EXTRACTED MATERIAL
━━━━━━
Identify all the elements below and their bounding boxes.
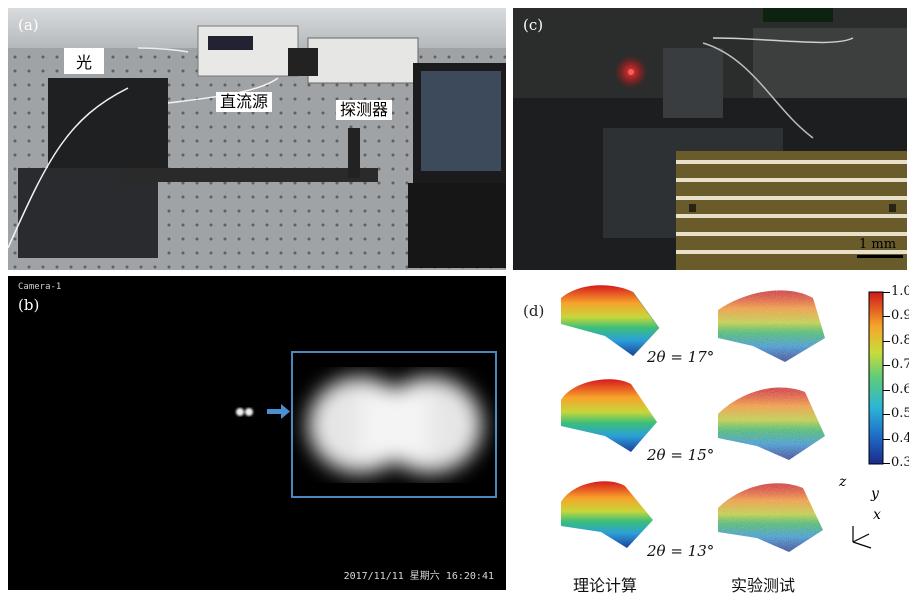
tag-dc-source: 直流源 (216, 92, 273, 112)
panel-c-label: (c) (523, 16, 544, 34)
experiment-surface-13 (718, 483, 823, 552)
angle-label-17: 2θ = 17° (647, 348, 715, 366)
colorbar (868, 291, 884, 465)
beam-spot-small (236, 408, 253, 416)
panel-a-photo: (a) 光 直流源 探测器 (8, 8, 506, 270)
theory-surface-17 (561, 285, 660, 357)
optical-bench-illustration (8, 8, 506, 270)
panel-d-label: (d) (523, 302, 545, 320)
colorbar-tick: 0.8 (891, 333, 909, 348)
colorbar-tick: 0.7 (891, 357, 909, 372)
panel-b-camera: Camera-1 (b) 2017/11/11 星期六 16:20:41 (8, 276, 506, 590)
axis-y-label: y (871, 486, 879, 502)
colorbar-tick: 0.5 (891, 406, 909, 421)
colorbar-tick: 0.9 (891, 308, 909, 323)
tag-detector: 探测器 (336, 100, 393, 120)
camera-name: Camera-1 (18, 282, 62, 292)
axis-z-label: z (839, 474, 847, 490)
theory-surface-15 (561, 379, 657, 452)
colorbar-ticks: 1.0 0.9 0.8 0.7 0.6 0.5 0.4 0.3 (869, 284, 909, 470)
angle-label-15: 2θ = 15° (647, 446, 715, 464)
panel-d-surfaces: (d) (513, 276, 909, 594)
theory-surface-13 (561, 481, 653, 548)
experiment-surface-15 (718, 387, 825, 460)
surface-plots (561, 285, 884, 552)
beam-spot-view (236, 351, 497, 498)
scale-bar-label: 1 mm (859, 237, 897, 252)
axes-triad-icon (852, 526, 872, 549)
colorbar-tick: 1.0 (891, 284, 909, 299)
panel-c-photo: (c) 1 mm (513, 8, 907, 270)
panel-a-label: (a) (18, 16, 39, 34)
colorbar-tick: 0.6 (891, 382, 909, 397)
caption-experiment: 实验测试 (731, 576, 796, 594)
camera-timestamp: 2017/11/11 星期六 16:20:41 (343, 571, 494, 582)
colorbar-tick: 0.3 (891, 455, 909, 470)
tag-source-fragment: 光 (64, 48, 104, 74)
beam-spot-magnified (308, 377, 482, 473)
caption-theory: 理论计算 (573, 576, 638, 594)
inset-electrode-image (676, 151, 907, 270)
colorbar-tick: 0.4 (891, 431, 909, 446)
dark-setup-illustration (513, 8, 907, 270)
experiment-surface-17 (718, 290, 825, 362)
panel-b-label: (b) (18, 296, 40, 314)
angle-label-13: 2θ = 13° (647, 542, 715, 560)
zoom-arrow-icon (267, 404, 290, 419)
axis-x-label: x (873, 507, 881, 523)
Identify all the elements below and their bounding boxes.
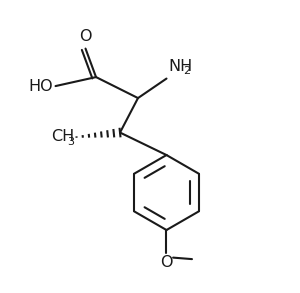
Text: O: O [160, 255, 173, 270]
Text: CH: CH [51, 129, 74, 144]
Text: 3: 3 [68, 137, 74, 146]
Text: O: O [79, 29, 92, 44]
Text: 2: 2 [184, 66, 191, 76]
Text: HO: HO [28, 79, 52, 93]
Text: NH: NH [168, 59, 192, 74]
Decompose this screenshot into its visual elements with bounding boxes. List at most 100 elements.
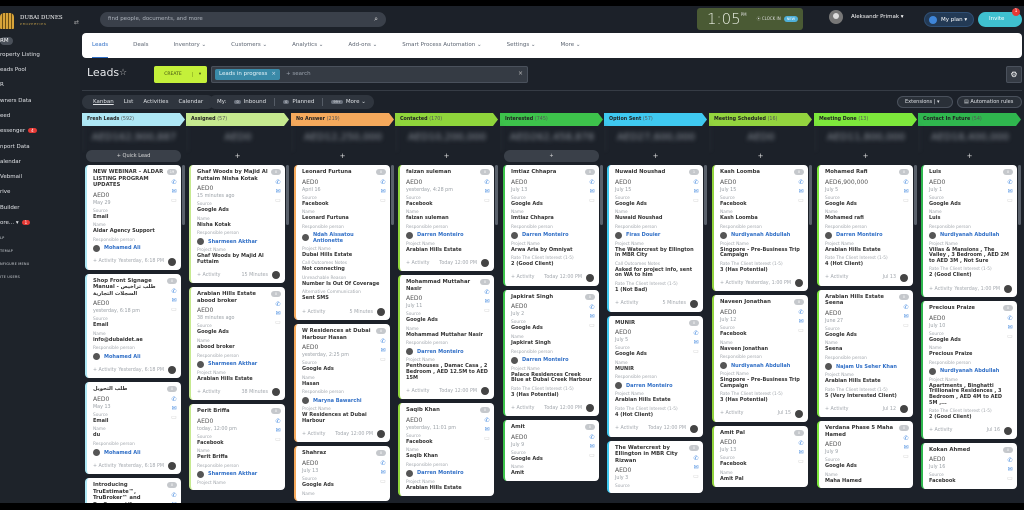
━━━━━━
Return the entire listing above verbatim, line for line, but leave out the pictures.

SOLVED PROBLEM
Identify all the elements below and their bounding boxes.
tag-dc-source: 直流源 (216, 92, 273, 112)
panel-c-label: (c) (523, 16, 544, 34)
experiment-surface-13 (718, 483, 823, 552)
angle-label-17: 2θ = 17° (647, 348, 715, 366)
colorbar (868, 291, 884, 465)
beam-spot-small (236, 408, 253, 416)
panel-a-photo: (a) 光 直流源 探测器 (8, 8, 506, 270)
theory-surface-17 (561, 285, 660, 357)
optical-bench-illustration (8, 8, 506, 270)
panel-d-label: (d) (523, 302, 545, 320)
colorbar-tick: 0.8 (891, 333, 909, 348)
colorbar-tick: 0.7 (891, 357, 909, 372)
panel-b-camera: Camera-1 (b) 2017/11/11 星期六 16:20:41 (8, 276, 506, 590)
axis-y-label: y (871, 486, 879, 502)
colorbar-tick: 0.5 (891, 406, 909, 421)
colorbar-tick: 0.9 (891, 308, 909, 323)
tag-detector: 探测器 (336, 100, 393, 120)
camera-name: Camera-1 (18, 282, 62, 292)
axis-z-label: z (839, 474, 847, 490)
theory-surface-15 (561, 379, 657, 452)
colorbar-ticks: 1.0 0.9 0.8 0.7 0.6 0.5 0.4 0.3 (869, 284, 909, 470)
angle-label-15: 2θ = 15° (647, 446, 715, 464)
panel-d-surfaces: (d) (513, 276, 909, 594)
theory-surface-13 (561, 481, 653, 548)
experiment-surface-15 (718, 387, 825, 460)
surface-plots (561, 285, 884, 552)
beam-spot-view (236, 351, 497, 498)
scale-bar-label: 1 mm (859, 237, 897, 252)
axes-triad-icon (852, 526, 872, 549)
colorbar-tick: 1.0 (891, 284, 909, 299)
panel-c-photo: (c) 1 mm (513, 8, 907, 270)
panel-a-label: (a) (18, 16, 39, 34)
colorbar-tick: 0.6 (891, 382, 909, 397)
caption-experiment: 实验测试 (731, 576, 796, 594)
camera-timestamp: 2017/11/11 星期六 16:20:41 (343, 571, 494, 582)
colorbar-tick: 0.3 (891, 455, 909, 470)
tag-source-fragment: 光 (64, 48, 104, 74)
beam-spot-magnified (308, 377, 482, 473)
caption-theory: 理论计算 (573, 576, 638, 594)
inset-electrode-image (676, 151, 907, 270)
colorbar-tick: 0.4 (891, 431, 909, 446)
dark-setup-illustration (513, 8, 907, 270)
experiment-surface-17 (718, 290, 825, 362)
panel-b-label: (b) (18, 296, 40, 314)
angle-label-13: 2θ = 13° (647, 542, 715, 560)
zoom-arrow-icon (267, 404, 290, 419)
axis-x-label: x (873, 507, 881, 523)
Identify all the elements below and their bounding boxes.
Text: O: O [160, 255, 173, 270]
Text: CH: CH [51, 129, 74, 144]
Text: 3: 3 [68, 137, 74, 146]
Text: O: O [79, 29, 92, 44]
Text: 2: 2 [184, 66, 191, 76]
Text: HO: HO [28, 79, 52, 93]
Text: NH: NH [168, 59, 192, 74]
Decompose this screenshot into its visual elements with bounding boxes. List at most 100 elements.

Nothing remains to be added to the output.